• Data supplied
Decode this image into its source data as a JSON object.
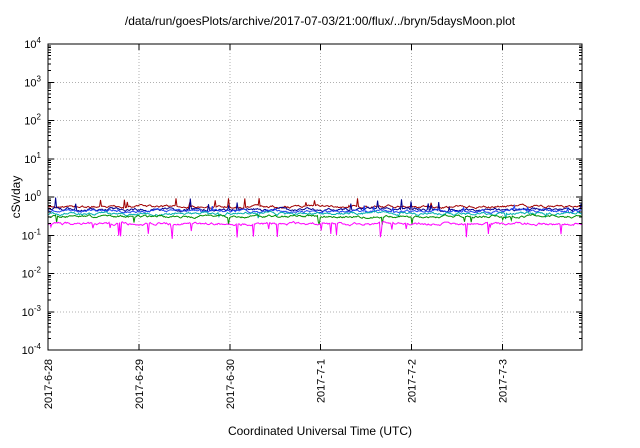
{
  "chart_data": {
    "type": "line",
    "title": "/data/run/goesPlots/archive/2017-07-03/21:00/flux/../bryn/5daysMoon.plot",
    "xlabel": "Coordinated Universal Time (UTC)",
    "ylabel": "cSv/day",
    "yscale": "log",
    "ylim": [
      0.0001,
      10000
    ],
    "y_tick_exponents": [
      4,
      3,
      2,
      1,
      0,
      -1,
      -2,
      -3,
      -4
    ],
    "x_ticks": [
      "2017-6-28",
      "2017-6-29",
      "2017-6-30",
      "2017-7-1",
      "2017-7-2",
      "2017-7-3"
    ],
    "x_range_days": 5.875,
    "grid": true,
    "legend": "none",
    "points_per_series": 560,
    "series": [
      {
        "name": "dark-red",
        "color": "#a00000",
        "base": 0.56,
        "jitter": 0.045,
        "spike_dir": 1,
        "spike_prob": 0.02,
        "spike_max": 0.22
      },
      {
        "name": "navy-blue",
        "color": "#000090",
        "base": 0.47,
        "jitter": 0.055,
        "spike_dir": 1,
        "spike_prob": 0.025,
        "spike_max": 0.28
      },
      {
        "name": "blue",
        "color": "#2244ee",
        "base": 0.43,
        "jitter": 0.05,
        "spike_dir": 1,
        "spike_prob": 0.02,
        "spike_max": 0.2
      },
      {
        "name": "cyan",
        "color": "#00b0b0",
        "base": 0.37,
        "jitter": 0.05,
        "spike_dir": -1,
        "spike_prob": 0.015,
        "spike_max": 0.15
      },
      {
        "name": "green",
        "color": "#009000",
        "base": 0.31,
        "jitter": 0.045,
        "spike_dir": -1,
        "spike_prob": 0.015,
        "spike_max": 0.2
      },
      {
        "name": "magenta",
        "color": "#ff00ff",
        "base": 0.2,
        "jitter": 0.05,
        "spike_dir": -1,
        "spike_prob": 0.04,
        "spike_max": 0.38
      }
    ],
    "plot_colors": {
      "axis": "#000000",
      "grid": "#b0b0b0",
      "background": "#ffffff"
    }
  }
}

• Short exercise
Send back the data above word for word, with the pictures left out.

• Completed exercise
Decode this image into its source data as a JSON object.
{
  "chart_data": {
    "type": "line",
    "title": "/data/run/goesPlots/archive/2017-07-03/21:00/flux/../bryn/5daysMoon.plot",
    "xlabel": "Coordinated Universal Time (UTC)",
    "ylabel": "cSv/day",
    "yscale": "log",
    "ylim": [
      0.0001,
      10000
    ],
    "y_tick_exponents": [
      4,
      3,
      2,
      1,
      0,
      -1,
      -2,
      -3,
      -4
    ],
    "x_ticks": [
      "2017-6-28",
      "2017-6-29",
      "2017-6-30",
      "2017-7-1",
      "2017-7-2",
      "2017-7-3"
    ],
    "x_range_days": 5.875,
    "grid": true,
    "legend": "none",
    "points_per_series": 560,
    "series": [
      {
        "name": "dark-red",
        "color": "#a00000",
        "base": 0.56,
        "jitter": 0.045,
        "spike_dir": 1,
        "spike_prob": 0.02,
        "spike_max": 0.22
      },
      {
        "name": "navy-blue",
        "color": "#000090",
        "base": 0.47,
        "jitter": 0.055,
        "spike_dir": 1,
        "spike_prob": 0.025,
        "spike_max": 0.28
      },
      {
        "name": "blue",
        "color": "#2244ee",
        "base": 0.43,
        "jitter": 0.05,
        "spike_dir": 1,
        "spike_prob": 0.02,
        "spike_max": 0.2
      },
      {
        "name": "cyan",
        "color": "#00b0b0",
        "base": 0.37,
        "jitter": 0.05,
        "spike_dir": -1,
        "spike_prob": 0.015,
        "spike_max": 0.15
      },
      {
        "name": "green",
        "color": "#009000",
        "base": 0.31,
        "jitter": 0.045,
        "spike_dir": -1,
        "spike_prob": 0.015,
        "spike_max": 0.2
      },
      {
        "name": "magenta",
        "color": "#ff00ff",
        "base": 0.2,
        "jitter": 0.05,
        "spike_dir": -1,
        "spike_prob": 0.04,
        "spike_max": 0.38
      }
    ],
    "plot_colors": {
      "axis": "#000000",
      "grid": "#b0b0b0",
      "background": "#ffffff"
    }
  }
}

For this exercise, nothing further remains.